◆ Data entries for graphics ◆
=-=-=-=-=
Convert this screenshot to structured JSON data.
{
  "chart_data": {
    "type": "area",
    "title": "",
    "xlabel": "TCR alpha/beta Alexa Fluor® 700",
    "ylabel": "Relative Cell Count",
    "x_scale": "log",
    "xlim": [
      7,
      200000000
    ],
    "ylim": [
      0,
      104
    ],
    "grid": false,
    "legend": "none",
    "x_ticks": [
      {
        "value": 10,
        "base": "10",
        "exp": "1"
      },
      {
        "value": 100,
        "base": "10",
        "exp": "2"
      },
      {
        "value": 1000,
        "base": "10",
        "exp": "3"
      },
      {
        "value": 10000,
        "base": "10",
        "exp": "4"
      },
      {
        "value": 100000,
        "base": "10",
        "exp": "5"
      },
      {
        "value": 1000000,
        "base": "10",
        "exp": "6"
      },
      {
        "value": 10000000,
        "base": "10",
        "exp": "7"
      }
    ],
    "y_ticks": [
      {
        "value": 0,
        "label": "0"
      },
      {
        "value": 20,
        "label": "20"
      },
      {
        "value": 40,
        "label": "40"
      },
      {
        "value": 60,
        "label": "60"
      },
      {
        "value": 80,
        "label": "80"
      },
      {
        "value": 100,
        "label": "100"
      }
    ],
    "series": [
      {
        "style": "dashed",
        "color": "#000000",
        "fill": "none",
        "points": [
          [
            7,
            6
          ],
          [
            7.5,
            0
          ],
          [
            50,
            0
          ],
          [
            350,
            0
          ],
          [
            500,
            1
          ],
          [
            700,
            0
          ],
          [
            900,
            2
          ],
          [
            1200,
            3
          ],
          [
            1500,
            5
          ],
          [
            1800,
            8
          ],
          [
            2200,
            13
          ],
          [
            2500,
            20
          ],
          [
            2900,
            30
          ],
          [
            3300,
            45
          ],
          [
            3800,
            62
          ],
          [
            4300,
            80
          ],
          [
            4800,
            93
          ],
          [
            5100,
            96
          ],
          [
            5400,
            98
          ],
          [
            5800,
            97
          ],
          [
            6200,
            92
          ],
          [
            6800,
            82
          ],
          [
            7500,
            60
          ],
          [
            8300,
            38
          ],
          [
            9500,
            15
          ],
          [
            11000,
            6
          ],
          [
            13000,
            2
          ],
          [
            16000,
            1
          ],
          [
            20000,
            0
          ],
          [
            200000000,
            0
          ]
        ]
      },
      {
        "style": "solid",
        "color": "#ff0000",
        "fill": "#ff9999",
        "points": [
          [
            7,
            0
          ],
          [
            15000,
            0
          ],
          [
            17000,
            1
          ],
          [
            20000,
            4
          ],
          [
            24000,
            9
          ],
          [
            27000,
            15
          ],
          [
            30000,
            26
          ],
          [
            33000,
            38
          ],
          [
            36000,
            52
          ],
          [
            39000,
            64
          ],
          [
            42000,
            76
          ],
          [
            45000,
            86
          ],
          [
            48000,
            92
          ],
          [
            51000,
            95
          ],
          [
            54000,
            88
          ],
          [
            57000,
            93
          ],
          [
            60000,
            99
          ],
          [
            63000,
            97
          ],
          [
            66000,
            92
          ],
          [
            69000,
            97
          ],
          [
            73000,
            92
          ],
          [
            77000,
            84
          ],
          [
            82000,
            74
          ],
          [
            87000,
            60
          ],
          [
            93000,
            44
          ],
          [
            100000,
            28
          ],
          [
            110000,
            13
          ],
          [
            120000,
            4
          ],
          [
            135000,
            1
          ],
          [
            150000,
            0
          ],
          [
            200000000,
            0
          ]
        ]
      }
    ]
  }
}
=-=-=-=-=
◆ Task objective ◆
Repeat each record exactly, leaving nothing out.

◆ Result of the exercise ◆
Convert this screenshot to structured JSON data.
{
  "chart_data": {
    "type": "area",
    "title": "",
    "xlabel": "TCR alpha/beta Alexa Fluor® 700",
    "ylabel": "Relative Cell Count",
    "x_scale": "log",
    "xlim": [
      7,
      200000000
    ],
    "ylim": [
      0,
      104
    ],
    "grid": false,
    "legend": "none",
    "x_ticks": [
      {
        "value": 10,
        "base": "10",
        "exp": "1"
      },
      {
        "value": 100,
        "base": "10",
        "exp": "2"
      },
      {
        "value": 1000,
        "base": "10",
        "exp": "3"
      },
      {
        "value": 10000,
        "base": "10",
        "exp": "4"
      },
      {
        "value": 100000,
        "base": "10",
        "exp": "5"
      },
      {
        "value": 1000000,
        "base": "10",
        "exp": "6"
      },
      {
        "value": 10000000,
        "base": "10",
        "exp": "7"
      }
    ],
    "y_ticks": [
      {
        "value": 0,
        "label": "0"
      },
      {
        "value": 20,
        "label": "20"
      },
      {
        "value": 40,
        "label": "40"
      },
      {
        "value": 60,
        "label": "60"
      },
      {
        "value": 80,
        "label": "80"
      },
      {
        "value": 100,
        "label": "100"
      }
    ],
    "series": [
      {
        "style": "dashed",
        "color": "#000000",
        "fill": "none",
        "points": [
          [
            7,
            6
          ],
          [
            7.5,
            0
          ],
          [
            50,
            0
          ],
          [
            350,
            0
          ],
          [
            500,
            1
          ],
          [
            700,
            0
          ],
          [
            900,
            2
          ],
          [
            1200,
            3
          ],
          [
            1500,
            5
          ],
          [
            1800,
            8
          ],
          [
            2200,
            13
          ],
          [
            2500,
            20
          ],
          [
            2900,
            30
          ],
          [
            3300,
            45
          ],
          [
            3800,
            62
          ],
          [
            4300,
            80
          ],
          [
            4800,
            93
          ],
          [
            5100,
            96
          ],
          [
            5400,
            98
          ],
          [
            5800,
            97
          ],
          [
            6200,
            92
          ],
          [
            6800,
            82
          ],
          [
            7500,
            60
          ],
          [
            8300,
            38
          ],
          [
            9500,
            15
          ],
          [
            11000,
            6
          ],
          [
            13000,
            2
          ],
          [
            16000,
            1
          ],
          [
            20000,
            0
          ],
          [
            200000000,
            0
          ]
        ]
      },
      {
        "style": "solid",
        "color": "#ff0000",
        "fill": "#ff9999",
        "points": [
          [
            7,
            0
          ],
          [
            15000,
            0
          ],
          [
            17000,
            1
          ],
          [
            20000,
            4
          ],
          [
            24000,
            9
          ],
          [
            27000,
            15
          ],
          [
            30000,
            26
          ],
          [
            33000,
            38
          ],
          [
            36000,
            52
          ],
          [
            39000,
            64
          ],
          [
            42000,
            76
          ],
          [
            45000,
            86
          ],
          [
            48000,
            92
          ],
          [
            51000,
            95
          ],
          [
            54000,
            88
          ],
          [
            57000,
            93
          ],
          [
            60000,
            99
          ],
          [
            63000,
            97
          ],
          [
            66000,
            92
          ],
          [
            69000,
            97
          ],
          [
            73000,
            92
          ],
          [
            77000,
            84
          ],
          [
            82000,
            74
          ],
          [
            87000,
            60
          ],
          [
            93000,
            44
          ],
          [
            100000,
            28
          ],
          [
            110000,
            13
          ],
          [
            120000,
            4
          ],
          [
            135000,
            1
          ],
          [
            150000,
            0
          ],
          [
            200000000,
            0
          ]
        ]
      }
    ]
  }
}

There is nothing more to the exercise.